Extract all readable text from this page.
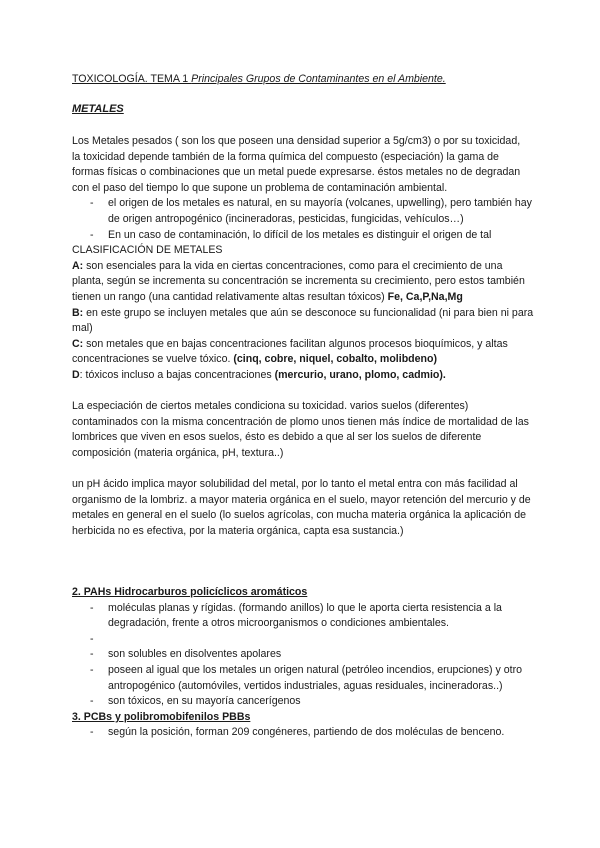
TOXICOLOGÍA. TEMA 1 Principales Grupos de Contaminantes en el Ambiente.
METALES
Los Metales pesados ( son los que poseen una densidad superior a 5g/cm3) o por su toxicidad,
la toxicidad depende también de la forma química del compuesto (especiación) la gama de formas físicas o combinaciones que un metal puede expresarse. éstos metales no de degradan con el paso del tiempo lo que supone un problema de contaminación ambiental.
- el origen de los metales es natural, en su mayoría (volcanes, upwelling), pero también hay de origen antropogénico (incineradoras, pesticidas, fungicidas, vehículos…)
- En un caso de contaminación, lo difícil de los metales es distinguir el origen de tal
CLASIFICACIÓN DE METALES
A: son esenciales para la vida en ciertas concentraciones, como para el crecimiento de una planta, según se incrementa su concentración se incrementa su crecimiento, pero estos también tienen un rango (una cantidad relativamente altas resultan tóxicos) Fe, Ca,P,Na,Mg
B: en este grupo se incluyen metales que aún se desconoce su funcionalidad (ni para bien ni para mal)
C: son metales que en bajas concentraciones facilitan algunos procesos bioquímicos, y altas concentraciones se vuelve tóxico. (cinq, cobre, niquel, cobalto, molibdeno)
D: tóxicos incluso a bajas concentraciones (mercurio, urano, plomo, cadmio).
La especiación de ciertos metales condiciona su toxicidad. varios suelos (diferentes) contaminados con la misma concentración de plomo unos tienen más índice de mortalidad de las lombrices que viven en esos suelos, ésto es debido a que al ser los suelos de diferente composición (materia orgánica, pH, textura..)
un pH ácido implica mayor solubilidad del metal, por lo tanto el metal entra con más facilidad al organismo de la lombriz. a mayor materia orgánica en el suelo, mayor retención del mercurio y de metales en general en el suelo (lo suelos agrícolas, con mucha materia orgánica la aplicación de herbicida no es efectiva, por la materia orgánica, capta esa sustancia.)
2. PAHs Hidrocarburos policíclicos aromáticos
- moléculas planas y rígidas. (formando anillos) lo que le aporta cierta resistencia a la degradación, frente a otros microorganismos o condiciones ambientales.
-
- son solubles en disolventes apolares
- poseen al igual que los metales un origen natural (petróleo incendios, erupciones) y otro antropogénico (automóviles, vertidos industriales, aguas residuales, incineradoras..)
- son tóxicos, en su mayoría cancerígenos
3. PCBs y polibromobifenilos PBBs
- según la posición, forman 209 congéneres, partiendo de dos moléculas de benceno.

* * * * * * * * *

**What you need to do**
Output the entries above exactly. Drop the pictures.

**Output of the task**
Extract all readable text from this page.
TOXICOLOGÍA. TEMA 1 Principales Grupos de Contaminantes en el Ambiente.
METALES
Los Metales pesados ( son los que poseen una densidad superior a 5g/cm3) o por su toxicidad,
la toxicidad depende también de la forma química del compuesto (especiación) la gama de formas físicas o combinaciones que un metal puede expresarse. éstos metales no de degradan con el paso del tiempo lo que supone un problema de contaminación ambiental.
- el origen de los metales es natural, en su mayoría (volcanes, upwelling), pero también hay de origen antropogénico (incineradoras, pesticidas, fungicidas, vehículos…)
- En un caso de contaminación, lo difícil de los metales es distinguir el origen de tal
CLASIFICACIÓN DE METALES
A: son esenciales para la vida en ciertas concentraciones, como para el crecimiento de una planta, según se incrementa su concentración se incrementa su crecimiento, pero estos también tienen un rango (una cantidad relativamente altas resultan tóxicos) Fe, Ca,P,Na,Mg
B: en este grupo se incluyen metales que aún se desconoce su funcionalidad (ni para bien ni para mal)
C: son metales que en bajas concentraciones facilitan algunos procesos bioquímicos, y altas concentraciones se vuelve tóxico. (cinq, cobre, niquel, cobalto, molibdeno)
D: tóxicos incluso a bajas concentraciones (mercurio, urano, plomo, cadmio).
La especiación de ciertos metales condiciona su toxicidad. varios suelos (diferentes) contaminados con la misma concentración de plomo unos tienen más índice de mortalidad de las lombrices que viven en esos suelos, ésto es debido a que al ser los suelos de diferente composición (materia orgánica, pH, textura..)
un pH ácido implica mayor solubilidad del metal, por lo tanto el metal entra con más facilidad al organismo de la lombriz. a mayor materia orgánica en el suelo, mayor retención del mercurio y de metales en general en el suelo (lo suelos agrícolas, con mucha materia orgánica la aplicación de herbicida no es efectiva, por la materia orgánica, capta esa sustancia.)
2. PAHs Hidrocarburos policíclicos aromáticos
- moléculas planas y rígidas. (formando anillos) lo que le aporta cierta resistencia a la degradación, frente a otros microorganismos o condiciones ambientales.
-
- son solubles en disolventes apolares
- poseen al igual que los metales un origen natural (petróleo incendios, erupciones) y otro antropogénico (automóviles, vertidos industriales, aguas residuales, incineradoras..)
- son tóxicos, en su mayoría cancerígenos
3. PCBs y polibromobifenilos PBBs
- según la posición, forman 209 congéneres, partiendo de dos moléculas de benceno.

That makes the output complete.